Make an exact copy of all the entries, with the pictures left out.
>> BEGIN MATERIAL PROVIDED
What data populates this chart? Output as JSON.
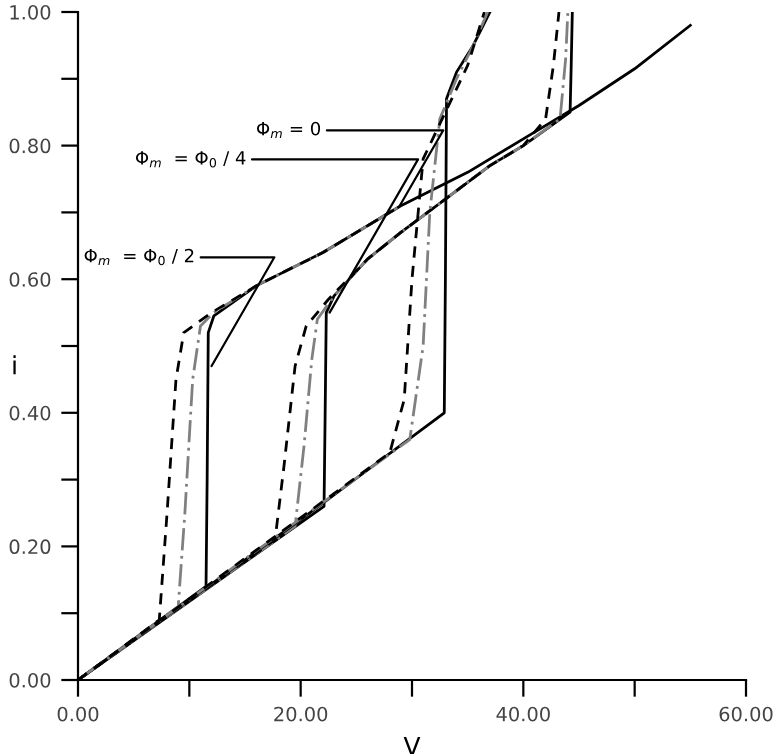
{
  "chart_data": {
    "type": "line",
    "xlabel": "V",
    "ylabel": "i",
    "xlim": [
      0,
      60
    ],
    "ylim": [
      0,
      1
    ],
    "xticks": [
      {
        "value": 0,
        "label": "0.00"
      },
      {
        "value": 10,
        "label": null
      },
      {
        "value": 20,
        "label": "20.00"
      },
      {
        "value": 30,
        "label": null
      },
      {
        "value": 40,
        "label": "40.00"
      },
      {
        "value": 50,
        "label": null
      },
      {
        "value": 60,
        "label": "60.00"
      }
    ],
    "yticks": [
      {
        "value": 0,
        "label": "0.00"
      },
      {
        "value": 0.1,
        "label": null
      },
      {
        "value": 0.2,
        "label": "0.20"
      },
      {
        "value": 0.3,
        "label": null
      },
      {
        "value": 0.4,
        "label": "0.40"
      },
      {
        "value": 0.5,
        "label": null
      },
      {
        "value": 0.6,
        "label": "0.60"
      },
      {
        "value": 0.7,
        "label": null
      },
      {
        "value": 0.8,
        "label": "0.80"
      },
      {
        "value": 0.9,
        "label": null
      },
      {
        "value": 1.0,
        "label": "1.00"
      }
    ],
    "grid": false,
    "legend": false,
    "marker": "none",
    "series": [
      {
        "color": "#000000",
        "line_style": "solid",
        "x": [
          0,
          11.5,
          11.6,
          11.7,
          12.2,
          16,
          22,
          29,
          35,
          40,
          45,
          50,
          55
        ],
        "values": [
          0,
          0.14,
          0.3,
          0.52,
          0.545,
          0.59,
          0.64,
          0.71,
          0.76,
          0.81,
          0.86,
          0.915,
          0.98
        ]
      },
      {
        "color": "#808080",
        "line_style": "dashdot",
        "x": [
          0,
          9,
          9.6,
          10.3,
          11,
          12.2,
          16,
          22,
          29
        ],
        "values": [
          0,
          0.11,
          0.25,
          0.45,
          0.53,
          0.55,
          0.59,
          0.64,
          0.71
        ]
      },
      {
        "color": "#000000",
        "line_style": "dashed",
        "x": [
          0,
          7.3,
          8.0,
          8.8,
          9.5,
          12,
          16,
          22,
          29
        ],
        "values": [
          0,
          0.09,
          0.25,
          0.45,
          0.52,
          0.55,
          0.59,
          0.64,
          0.71
        ]
      },
      {
        "color": "#000000",
        "line_style": "solid",
        "x": [
          0,
          22.1,
          22.2,
          22.3,
          23,
          26,
          29,
          33,
          37,
          40,
          44.2,
          44.3,
          44.4
        ],
        "values": [
          0,
          0.26,
          0.4,
          0.55,
          0.575,
          0.63,
          0.67,
          0.72,
          0.77,
          0.8,
          0.85,
          0.92,
          1.0
        ]
      },
      {
        "color": "#808080",
        "line_style": "dashdot",
        "x": [
          0,
          19.5,
          20.3,
          21,
          21.5,
          23,
          26,
          29,
          33,
          37,
          40,
          43.3,
          43.8,
          44.0
        ],
        "values": [
          0,
          0.23,
          0.35,
          0.48,
          0.54,
          0.575,
          0.63,
          0.67,
          0.72,
          0.77,
          0.8,
          0.84,
          0.93,
          1.0
        ]
      },
      {
        "color": "#000000",
        "line_style": "dashed",
        "x": [
          0,
          17.7,
          18.5,
          19.5,
          20.5,
          22.5,
          26,
          29,
          33,
          37,
          40,
          42.0,
          42.7,
          43.2
        ],
        "values": [
          0,
          0.21,
          0.32,
          0.47,
          0.53,
          0.57,
          0.63,
          0.67,
          0.72,
          0.77,
          0.8,
          0.84,
          0.92,
          1.0
        ]
      },
      {
        "color": "#000000",
        "line_style": "solid",
        "x": [
          0,
          20,
          32.9,
          33.0,
          33.1,
          34,
          35.5,
          37
        ],
        "values": [
          0,
          0.24,
          0.4,
          0.6,
          0.87,
          0.91,
          0.95,
          1.0
        ]
      },
      {
        "color": "#808080",
        "line_style": "dashdot",
        "x": [
          0,
          29.8,
          31.0,
          31.6,
          32.5,
          34,
          35.5,
          36.8
        ],
        "values": [
          0,
          0.36,
          0.5,
          0.7,
          0.84,
          0.9,
          0.95,
          1.0
        ]
      },
      {
        "color": "#000000",
        "line_style": "dashed",
        "x": [
          0,
          28,
          29.3,
          30.0,
          31,
          33,
          35,
          36.5
        ],
        "values": [
          0,
          0.34,
          0.42,
          0.6,
          0.78,
          0.85,
          0.92,
          1.0
        ]
      }
    ],
    "annotations": [
      {
        "text": "Φ$_{m}$ = 0",
        "x": 28.9,
        "y": 0.71
      },
      {
        "text": "Φ$_{m}$  = Φ$_{0}$ / 4",
        "x": 22.6,
        "y": 0.55
      },
      {
        "text": "Φ$_{m}$  = Φ$_{0}$ / 2",
        "x": 12.0,
        "y": 0.47
      }
    ]
  }
}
>> END MATERIAL PROVIDED
REPLY TO THE TASK:
What data populates this chart? Output as JSON.
{
  "chart_data": {
    "type": "line",
    "xlabel": "V",
    "ylabel": "i",
    "xlim": [
      0,
      60
    ],
    "ylim": [
      0,
      1
    ],
    "xticks": [
      {
        "value": 0,
        "label": "0.00"
      },
      {
        "value": 10,
        "label": null
      },
      {
        "value": 20,
        "label": "20.00"
      },
      {
        "value": 30,
        "label": null
      },
      {
        "value": 40,
        "label": "40.00"
      },
      {
        "value": 50,
        "label": null
      },
      {
        "value": 60,
        "label": "60.00"
      }
    ],
    "yticks": [
      {
        "value": 0,
        "label": "0.00"
      },
      {
        "value": 0.1,
        "label": null
      },
      {
        "value": 0.2,
        "label": "0.20"
      },
      {
        "value": 0.3,
        "label": null
      },
      {
        "value": 0.4,
        "label": "0.40"
      },
      {
        "value": 0.5,
        "label": null
      },
      {
        "value": 0.6,
        "label": "0.60"
      },
      {
        "value": 0.7,
        "label": null
      },
      {
        "value": 0.8,
        "label": "0.80"
      },
      {
        "value": 0.9,
        "label": null
      },
      {
        "value": 1.0,
        "label": "1.00"
      }
    ],
    "grid": false,
    "legend": false,
    "marker": "none",
    "series": [
      {
        "color": "#000000",
        "line_style": "solid",
        "x": [
          0,
          11.5,
          11.6,
          11.7,
          12.2,
          16,
          22,
          29,
          35,
          40,
          45,
          50,
          55
        ],
        "values": [
          0,
          0.14,
          0.3,
          0.52,
          0.545,
          0.59,
          0.64,
          0.71,
          0.76,
          0.81,
          0.86,
          0.915,
          0.98
        ]
      },
      {
        "color": "#808080",
        "line_style": "dashdot",
        "x": [
          0,
          9,
          9.6,
          10.3,
          11,
          12.2,
          16,
          22,
          29
        ],
        "values": [
          0,
          0.11,
          0.25,
          0.45,
          0.53,
          0.55,
          0.59,
          0.64,
          0.71
        ]
      },
      {
        "color": "#000000",
        "line_style": "dashed",
        "x": [
          0,
          7.3,
          8.0,
          8.8,
          9.5,
          12,
          16,
          22,
          29
        ],
        "values": [
          0,
          0.09,
          0.25,
          0.45,
          0.52,
          0.55,
          0.59,
          0.64,
          0.71
        ]
      },
      {
        "color": "#000000",
        "line_style": "solid",
        "x": [
          0,
          22.1,
          22.2,
          22.3,
          23,
          26,
          29,
          33,
          37,
          40,
          44.2,
          44.3,
          44.4
        ],
        "values": [
          0,
          0.26,
          0.4,
          0.55,
          0.575,
          0.63,
          0.67,
          0.72,
          0.77,
          0.8,
          0.85,
          0.92,
          1.0
        ]
      },
      {
        "color": "#808080",
        "line_style": "dashdot",
        "x": [
          0,
          19.5,
          20.3,
          21,
          21.5,
          23,
          26,
          29,
          33,
          37,
          40,
          43.3,
          43.8,
          44.0
        ],
        "values": [
          0,
          0.23,
          0.35,
          0.48,
          0.54,
          0.575,
          0.63,
          0.67,
          0.72,
          0.77,
          0.8,
          0.84,
          0.93,
          1.0
        ]
      },
      {
        "color": "#000000",
        "line_style": "dashed",
        "x": [
          0,
          17.7,
          18.5,
          19.5,
          20.5,
          22.5,
          26,
          29,
          33,
          37,
          40,
          42.0,
          42.7,
          43.2
        ],
        "values": [
          0,
          0.21,
          0.32,
          0.47,
          0.53,
          0.57,
          0.63,
          0.67,
          0.72,
          0.77,
          0.8,
          0.84,
          0.92,
          1.0
        ]
      },
      {
        "color": "#000000",
        "line_style": "solid",
        "x": [
          0,
          20,
          32.9,
          33.0,
          33.1,
          34,
          35.5,
          37
        ],
        "values": [
          0,
          0.24,
          0.4,
          0.6,
          0.87,
          0.91,
          0.95,
          1.0
        ]
      },
      {
        "color": "#808080",
        "line_style": "dashdot",
        "x": [
          0,
          29.8,
          31.0,
          31.6,
          32.5,
          34,
          35.5,
          36.8
        ],
        "values": [
          0,
          0.36,
          0.5,
          0.7,
          0.84,
          0.9,
          0.95,
          1.0
        ]
      },
      {
        "color": "#000000",
        "line_style": "dashed",
        "x": [
          0,
          28,
          29.3,
          30.0,
          31,
          33,
          35,
          36.5
        ],
        "values": [
          0,
          0.34,
          0.42,
          0.6,
          0.78,
          0.85,
          0.92,
          1.0
        ]
      }
    ],
    "annotations": [
      {
        "text": "Φ$_{m}$ = 0",
        "x": 28.9,
        "y": 0.71
      },
      {
        "text": "Φ$_{m}$  = Φ$_{0}$ / 4",
        "x": 22.6,
        "y": 0.55
      },
      {
        "text": "Φ$_{m}$  = Φ$_{0}$ / 2",
        "x": 12.0,
        "y": 0.47
      }
    ]
  }
}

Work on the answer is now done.